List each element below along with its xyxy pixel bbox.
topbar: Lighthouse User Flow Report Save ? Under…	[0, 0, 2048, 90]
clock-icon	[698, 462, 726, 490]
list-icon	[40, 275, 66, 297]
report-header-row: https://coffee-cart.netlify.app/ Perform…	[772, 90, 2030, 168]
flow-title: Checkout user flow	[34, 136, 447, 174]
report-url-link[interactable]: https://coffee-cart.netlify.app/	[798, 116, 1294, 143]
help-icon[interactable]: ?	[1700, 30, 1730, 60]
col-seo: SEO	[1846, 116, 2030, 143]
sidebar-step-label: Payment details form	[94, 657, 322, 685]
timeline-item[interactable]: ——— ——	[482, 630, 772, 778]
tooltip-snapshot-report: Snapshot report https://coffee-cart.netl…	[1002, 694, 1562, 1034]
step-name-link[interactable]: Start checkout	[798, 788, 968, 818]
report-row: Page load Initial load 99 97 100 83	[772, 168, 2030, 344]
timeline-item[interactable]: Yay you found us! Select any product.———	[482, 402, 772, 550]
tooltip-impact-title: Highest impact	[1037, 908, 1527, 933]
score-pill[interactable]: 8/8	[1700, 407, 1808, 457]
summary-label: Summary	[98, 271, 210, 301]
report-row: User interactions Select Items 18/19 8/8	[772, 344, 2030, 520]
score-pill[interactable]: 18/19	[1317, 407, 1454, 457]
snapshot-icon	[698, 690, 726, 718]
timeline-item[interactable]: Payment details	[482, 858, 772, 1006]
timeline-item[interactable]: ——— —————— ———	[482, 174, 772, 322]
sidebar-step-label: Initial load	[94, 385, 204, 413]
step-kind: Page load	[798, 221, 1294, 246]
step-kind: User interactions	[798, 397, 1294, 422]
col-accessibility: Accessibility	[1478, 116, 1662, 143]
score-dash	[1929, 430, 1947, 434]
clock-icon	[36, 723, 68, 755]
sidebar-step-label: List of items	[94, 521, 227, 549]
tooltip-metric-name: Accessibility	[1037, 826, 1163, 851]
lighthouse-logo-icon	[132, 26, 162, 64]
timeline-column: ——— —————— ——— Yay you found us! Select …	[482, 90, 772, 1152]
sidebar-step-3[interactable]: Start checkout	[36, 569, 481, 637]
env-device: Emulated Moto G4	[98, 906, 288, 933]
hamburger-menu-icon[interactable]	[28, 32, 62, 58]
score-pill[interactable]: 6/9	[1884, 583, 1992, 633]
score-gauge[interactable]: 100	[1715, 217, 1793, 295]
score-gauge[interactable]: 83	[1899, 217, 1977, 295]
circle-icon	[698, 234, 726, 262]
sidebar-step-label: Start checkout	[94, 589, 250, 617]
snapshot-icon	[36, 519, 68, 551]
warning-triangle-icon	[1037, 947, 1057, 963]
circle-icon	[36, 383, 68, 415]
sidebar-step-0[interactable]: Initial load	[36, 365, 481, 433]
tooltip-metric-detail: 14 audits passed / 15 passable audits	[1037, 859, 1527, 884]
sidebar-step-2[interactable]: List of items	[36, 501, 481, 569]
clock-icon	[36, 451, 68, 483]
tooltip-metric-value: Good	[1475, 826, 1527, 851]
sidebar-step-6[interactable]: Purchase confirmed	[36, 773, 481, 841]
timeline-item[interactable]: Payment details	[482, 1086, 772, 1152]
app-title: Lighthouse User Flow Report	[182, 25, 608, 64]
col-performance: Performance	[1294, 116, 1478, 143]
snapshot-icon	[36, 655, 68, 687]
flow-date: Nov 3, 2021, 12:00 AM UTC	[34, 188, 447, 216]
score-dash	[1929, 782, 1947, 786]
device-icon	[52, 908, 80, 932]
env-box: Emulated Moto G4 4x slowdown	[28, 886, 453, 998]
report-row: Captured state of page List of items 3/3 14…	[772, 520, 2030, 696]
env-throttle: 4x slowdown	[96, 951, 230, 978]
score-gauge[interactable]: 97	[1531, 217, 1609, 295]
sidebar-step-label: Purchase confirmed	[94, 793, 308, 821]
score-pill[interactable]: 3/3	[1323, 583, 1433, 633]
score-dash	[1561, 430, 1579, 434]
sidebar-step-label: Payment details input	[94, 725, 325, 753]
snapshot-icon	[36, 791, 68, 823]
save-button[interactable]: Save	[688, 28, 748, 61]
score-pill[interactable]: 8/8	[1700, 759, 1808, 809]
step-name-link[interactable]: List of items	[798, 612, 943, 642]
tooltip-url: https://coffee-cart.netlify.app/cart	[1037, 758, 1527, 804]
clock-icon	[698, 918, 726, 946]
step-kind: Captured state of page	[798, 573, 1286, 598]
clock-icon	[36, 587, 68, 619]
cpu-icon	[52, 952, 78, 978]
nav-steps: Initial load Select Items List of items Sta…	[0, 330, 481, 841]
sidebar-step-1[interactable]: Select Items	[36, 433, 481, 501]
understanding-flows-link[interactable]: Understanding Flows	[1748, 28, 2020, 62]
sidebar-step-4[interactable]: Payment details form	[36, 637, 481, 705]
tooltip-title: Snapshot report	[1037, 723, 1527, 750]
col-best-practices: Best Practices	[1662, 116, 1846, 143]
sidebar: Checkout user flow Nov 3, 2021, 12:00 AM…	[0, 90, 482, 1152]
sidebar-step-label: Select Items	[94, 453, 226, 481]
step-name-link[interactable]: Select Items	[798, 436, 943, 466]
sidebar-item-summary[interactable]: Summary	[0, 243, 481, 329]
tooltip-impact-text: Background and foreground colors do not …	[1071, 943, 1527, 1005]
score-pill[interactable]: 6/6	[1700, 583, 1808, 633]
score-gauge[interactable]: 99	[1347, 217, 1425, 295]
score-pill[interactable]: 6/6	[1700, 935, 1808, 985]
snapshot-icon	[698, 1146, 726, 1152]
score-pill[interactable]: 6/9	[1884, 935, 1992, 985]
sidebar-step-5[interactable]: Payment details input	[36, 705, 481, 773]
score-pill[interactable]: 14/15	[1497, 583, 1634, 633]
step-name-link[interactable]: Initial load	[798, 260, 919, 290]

================================

◆ TASK DIRECTIONS
Format every line of the listing above as a numbered list, leaving out any blank lines.

◆ FINAL ANSWER
1. List each element below along with its xyxy pixel bbox.
2. topbar: Lighthouse User Flow Report Save ? Under…	[0, 0, 2048, 90]
3. clock-icon	[698, 462, 726, 490]
4. list-icon	[40, 275, 66, 297]
5. report-header-row: https://coffee-cart.netlify.app/ Perform…	[772, 90, 2030, 168]
6. flow-title: Checkout user flow	[34, 136, 447, 174]
7. report-url-link[interactable]: https://coffee-cart.netlify.app/	[798, 116, 1294, 143]
8. help-icon[interactable]: ?	[1700, 30, 1730, 60]
9. col-seo: SEO	[1846, 116, 2030, 143]
10. sidebar-step-label: Payment details form	[94, 657, 322, 685]
11. timeline-item[interactable]: ——— ——	[482, 630, 772, 778]
12. tooltip-snapshot-report: Snapshot report https://coffee-cart.netl…	[1002, 694, 1562, 1034]
13. step-name-link[interactable]: Start checkout	[798, 788, 968, 818]
14. report-row: Page load Initial load 99 97 100 83	[772, 168, 2030, 344]
15. timeline-item[interactable]: Yay you found us! Select any product.———	[482, 402, 772, 550]
16. tooltip-impact-title: Highest impact	[1037, 908, 1527, 933]
17. score-pill[interactable]: 8/8	[1700, 407, 1808, 457]
18. summary-label: Summary	[98, 271, 210, 301]
19. report-row: User interactions Select Items 18/19 8/8	[772, 344, 2030, 520]
20. score-pill[interactable]: 18/19	[1317, 407, 1454, 457]
21. snapshot-icon	[698, 690, 726, 718]
22. timeline-item[interactable]: Payment details	[482, 858, 772, 1006]
23. timeline-item[interactable]: ——— —————— ———	[482, 174, 772, 322]
24. sidebar-step-label: Initial load	[94, 385, 204, 413]
25. step-kind: Page load	[798, 221, 1294, 246]
26. step-kind: User interactions	[798, 397, 1294, 422]
27. col-accessibility: Accessibility	[1478, 116, 1662, 143]
28. score-dash	[1929, 430, 1947, 434]
29. clock-icon	[36, 723, 68, 755]
30. sidebar-step-label: List of items	[94, 521, 227, 549]
31. tooltip-metric-name: Accessibility	[1037, 826, 1163, 851]
32. lighthouse-logo-icon	[132, 26, 162, 64]
33. timeline-column: ——— —————— ——— Yay you found us! Select …	[482, 90, 772, 1152]
34. sidebar-step-3[interactable]: Start checkout	[36, 569, 481, 637]
35. env-device: Emulated Moto G4	[98, 906, 288, 933]
36. hamburger-menu-icon[interactable]	[28, 32, 62, 58]
37. score-pill[interactable]: 6/9	[1884, 583, 1992, 633]
38. score-gauge[interactable]: 100	[1715, 217, 1793, 295]
39. score-gauge[interactable]: 83	[1899, 217, 1977, 295]
40. circle-icon	[698, 234, 726, 262]
41. sidebar-step-label: Start checkout	[94, 589, 250, 617]
42. snapshot-icon	[36, 519, 68, 551]
43. warning-triangle-icon	[1037, 947, 1057, 963]
44. circle-icon	[36, 383, 68, 415]
45. sidebar-step-0[interactable]: Initial load	[36, 365, 481, 433]
46. tooltip-metric-detail: 14 audits passed / 15 passable audits	[1037, 859, 1527, 884]
47. sidebar-step-2[interactable]: List of items	[36, 501, 481, 569]
48. clock-icon	[36, 451, 68, 483]
49. tooltip-metric-value: Good	[1475, 826, 1527, 851]
50. sidebar-step-6[interactable]: Purchase confirmed	[36, 773, 481, 841]
51. timeline-item[interactable]: Payment details	[482, 1086, 772, 1152]
52. app-title: Lighthouse User Flow Report	[182, 25, 608, 64]
53. col-performance: Performance	[1294, 116, 1478, 143]
54. snapshot-icon	[36, 655, 68, 687]
55. flow-date: Nov 3, 2021, 12:00 AM UTC	[34, 188, 447, 216]
56. score-dash	[1929, 782, 1947, 786]
57. device-icon	[52, 908, 80, 932]
58. env-box: Emulated Moto G4 4x slowdown	[28, 886, 453, 998]
59. report-row: Captured state of page List of items 3/3 14…	[772, 520, 2030, 696]
60. env-throttle: 4x slowdown	[96, 951, 230, 978]
61. score-gauge[interactable]: 97	[1531, 217, 1609, 295]
62. sidebar-step-label: Purchase confirmed	[94, 793, 308, 821]
63. score-pill[interactable]: 3/3	[1323, 583, 1433, 633]
64. score-dash	[1561, 430, 1579, 434]
65. sidebar-step-label: Payment details input	[94, 725, 325, 753]
66. snapshot-icon	[36, 791, 68, 823]
67. save-button[interactable]: Save	[688, 28, 748, 61]
68. score-pill[interactable]: 8/8	[1700, 759, 1808, 809]
69. step-name-link[interactable]: List of items	[798, 612, 943, 642]
70. tooltip-url: https://coffee-cart.netlify.app/cart	[1037, 758, 1527, 804]
71. clock-icon	[698, 918, 726, 946]
72. step-kind: Captured state of page	[798, 573, 1286, 598]
73. clock-icon	[36, 587, 68, 619]
74. cpu-icon	[52, 952, 78, 978]
75. nav-steps: Initial load Select Items List of items Sta…	[0, 330, 481, 841]
76. sidebar-step-1[interactable]: Select Items	[36, 433, 481, 501]
77. understanding-flows-link[interactable]: Understanding Flows	[1748, 28, 2020, 62]
78. sidebar-step-4[interactable]: Payment details form	[36, 637, 481, 705]
79. tooltip-title: Snapshot report	[1037, 723, 1527, 750]
80. col-best-practices: Best Practices	[1662, 116, 1846, 143]
81. sidebar: Checkout user flow Nov 3, 2021, 12:00 AM…	[0, 90, 482, 1152]
82. sidebar-step-label: Select Items	[94, 453, 226, 481]
83. step-name-link[interactable]: Select Items	[798, 436, 943, 466]
84. sidebar-item-summary[interactable]: Summary	[0, 243, 481, 329]
85. tooltip-impact-text: Background and foreground colors do not …	[1071, 943, 1527, 1005]
86. score-pill[interactable]: 6/6	[1700, 583, 1808, 633]
87. score-gauge[interactable]: 99	[1347, 217, 1425, 295]
88. score-pill[interactable]: 6/6	[1700, 935, 1808, 985]
89. snapshot-icon	[698, 1146, 726, 1152]
90. score-pill[interactable]: 6/9	[1884, 935, 1992, 985]
91. sidebar-step-5[interactable]: Payment details input	[36, 705, 481, 773]
92. score-pill[interactable]: 14/15	[1497, 583, 1634, 633]
93. step-name-link[interactable]: Initial load	[798, 260, 919, 290]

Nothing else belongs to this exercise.